(TASK DIRECTIONS): Your answer should be a single number: the count of lines containing the string "Уполномоченное".

(RECORDED INFORMATION):
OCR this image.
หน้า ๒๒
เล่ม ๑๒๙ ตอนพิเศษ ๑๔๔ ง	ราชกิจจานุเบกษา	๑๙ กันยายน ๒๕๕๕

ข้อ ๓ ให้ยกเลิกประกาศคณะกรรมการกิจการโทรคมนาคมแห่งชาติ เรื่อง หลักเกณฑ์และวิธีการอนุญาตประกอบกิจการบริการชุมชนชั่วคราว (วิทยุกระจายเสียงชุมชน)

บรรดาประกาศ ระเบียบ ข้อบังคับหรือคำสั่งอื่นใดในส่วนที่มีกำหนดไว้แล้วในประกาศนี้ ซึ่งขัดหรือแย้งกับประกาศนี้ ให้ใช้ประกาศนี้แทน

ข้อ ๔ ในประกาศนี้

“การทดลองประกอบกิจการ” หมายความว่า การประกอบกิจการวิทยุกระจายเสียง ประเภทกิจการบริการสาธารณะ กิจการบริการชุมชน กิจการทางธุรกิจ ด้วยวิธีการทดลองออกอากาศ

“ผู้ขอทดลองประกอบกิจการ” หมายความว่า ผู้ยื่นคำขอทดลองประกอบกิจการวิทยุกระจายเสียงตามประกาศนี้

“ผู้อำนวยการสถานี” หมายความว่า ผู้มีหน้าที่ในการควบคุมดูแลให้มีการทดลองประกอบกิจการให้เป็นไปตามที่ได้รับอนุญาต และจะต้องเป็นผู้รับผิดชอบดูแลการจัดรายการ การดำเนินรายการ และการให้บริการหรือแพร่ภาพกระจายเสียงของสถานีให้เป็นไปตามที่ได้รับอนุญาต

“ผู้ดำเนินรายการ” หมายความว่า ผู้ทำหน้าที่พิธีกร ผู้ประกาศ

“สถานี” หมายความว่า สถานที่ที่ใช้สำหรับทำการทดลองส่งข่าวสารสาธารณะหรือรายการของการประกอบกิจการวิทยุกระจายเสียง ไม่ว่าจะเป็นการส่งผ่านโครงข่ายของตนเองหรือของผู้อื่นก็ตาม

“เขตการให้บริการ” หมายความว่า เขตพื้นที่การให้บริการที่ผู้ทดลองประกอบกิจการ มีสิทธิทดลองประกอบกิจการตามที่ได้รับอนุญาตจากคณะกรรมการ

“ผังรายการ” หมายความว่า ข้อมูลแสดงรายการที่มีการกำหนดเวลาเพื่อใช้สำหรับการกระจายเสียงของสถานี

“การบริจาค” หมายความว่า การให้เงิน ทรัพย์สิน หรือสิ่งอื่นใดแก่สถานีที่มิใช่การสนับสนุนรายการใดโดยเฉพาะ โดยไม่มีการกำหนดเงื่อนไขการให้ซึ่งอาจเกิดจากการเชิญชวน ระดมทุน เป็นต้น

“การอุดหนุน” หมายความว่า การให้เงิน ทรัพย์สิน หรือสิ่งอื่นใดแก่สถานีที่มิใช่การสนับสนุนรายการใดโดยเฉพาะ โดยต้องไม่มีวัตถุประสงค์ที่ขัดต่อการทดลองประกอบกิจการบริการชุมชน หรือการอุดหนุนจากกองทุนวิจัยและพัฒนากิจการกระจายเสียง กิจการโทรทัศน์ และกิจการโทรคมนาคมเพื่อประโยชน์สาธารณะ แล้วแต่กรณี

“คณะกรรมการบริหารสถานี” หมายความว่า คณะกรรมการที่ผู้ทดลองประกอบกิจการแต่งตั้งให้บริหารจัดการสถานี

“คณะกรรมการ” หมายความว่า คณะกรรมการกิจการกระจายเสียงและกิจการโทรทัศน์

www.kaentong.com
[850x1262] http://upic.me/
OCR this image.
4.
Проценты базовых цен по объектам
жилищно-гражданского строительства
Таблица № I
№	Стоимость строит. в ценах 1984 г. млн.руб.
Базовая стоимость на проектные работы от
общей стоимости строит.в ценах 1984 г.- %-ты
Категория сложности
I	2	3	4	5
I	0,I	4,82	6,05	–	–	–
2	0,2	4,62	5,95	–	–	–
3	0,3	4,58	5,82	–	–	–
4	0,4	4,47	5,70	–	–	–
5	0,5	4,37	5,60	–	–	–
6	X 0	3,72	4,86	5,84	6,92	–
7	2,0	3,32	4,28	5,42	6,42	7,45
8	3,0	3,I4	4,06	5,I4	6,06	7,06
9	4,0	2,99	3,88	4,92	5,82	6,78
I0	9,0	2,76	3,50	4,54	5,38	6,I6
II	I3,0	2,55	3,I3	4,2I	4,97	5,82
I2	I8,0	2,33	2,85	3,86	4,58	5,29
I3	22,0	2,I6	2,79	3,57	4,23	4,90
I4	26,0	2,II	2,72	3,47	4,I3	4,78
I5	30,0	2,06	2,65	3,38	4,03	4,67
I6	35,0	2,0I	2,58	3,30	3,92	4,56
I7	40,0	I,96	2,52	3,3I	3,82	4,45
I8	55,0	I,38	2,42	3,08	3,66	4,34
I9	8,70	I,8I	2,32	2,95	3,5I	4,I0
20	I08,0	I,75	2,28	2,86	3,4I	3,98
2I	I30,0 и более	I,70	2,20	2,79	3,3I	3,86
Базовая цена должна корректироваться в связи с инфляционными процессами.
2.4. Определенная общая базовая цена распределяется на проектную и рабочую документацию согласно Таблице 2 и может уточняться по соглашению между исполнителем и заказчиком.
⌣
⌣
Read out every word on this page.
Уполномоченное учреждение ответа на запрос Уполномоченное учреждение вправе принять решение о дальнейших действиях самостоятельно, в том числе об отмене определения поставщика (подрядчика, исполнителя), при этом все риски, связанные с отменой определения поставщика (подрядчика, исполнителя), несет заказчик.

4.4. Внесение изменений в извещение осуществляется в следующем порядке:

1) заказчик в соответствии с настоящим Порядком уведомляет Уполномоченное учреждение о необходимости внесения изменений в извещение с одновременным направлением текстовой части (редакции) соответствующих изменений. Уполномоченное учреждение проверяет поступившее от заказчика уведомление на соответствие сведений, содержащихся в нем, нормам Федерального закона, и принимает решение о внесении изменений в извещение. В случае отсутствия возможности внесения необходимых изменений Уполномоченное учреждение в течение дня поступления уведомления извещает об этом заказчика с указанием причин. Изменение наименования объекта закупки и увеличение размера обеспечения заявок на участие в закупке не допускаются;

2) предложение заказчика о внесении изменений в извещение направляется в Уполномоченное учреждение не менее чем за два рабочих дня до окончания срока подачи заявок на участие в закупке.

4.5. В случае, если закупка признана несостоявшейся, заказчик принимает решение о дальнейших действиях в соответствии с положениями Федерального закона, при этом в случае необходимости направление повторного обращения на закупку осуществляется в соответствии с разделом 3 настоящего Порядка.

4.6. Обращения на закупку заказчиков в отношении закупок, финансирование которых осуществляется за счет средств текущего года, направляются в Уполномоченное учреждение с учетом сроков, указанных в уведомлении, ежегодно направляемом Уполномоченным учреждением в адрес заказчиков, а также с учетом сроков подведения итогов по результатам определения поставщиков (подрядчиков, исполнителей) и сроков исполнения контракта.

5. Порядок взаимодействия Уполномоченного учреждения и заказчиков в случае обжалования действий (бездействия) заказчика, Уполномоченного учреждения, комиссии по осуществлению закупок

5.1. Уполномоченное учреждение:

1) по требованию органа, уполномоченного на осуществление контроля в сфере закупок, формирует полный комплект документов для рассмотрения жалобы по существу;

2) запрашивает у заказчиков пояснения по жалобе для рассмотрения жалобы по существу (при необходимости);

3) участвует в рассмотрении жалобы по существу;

(OUTPUT FOR THIS EXERCISE): 5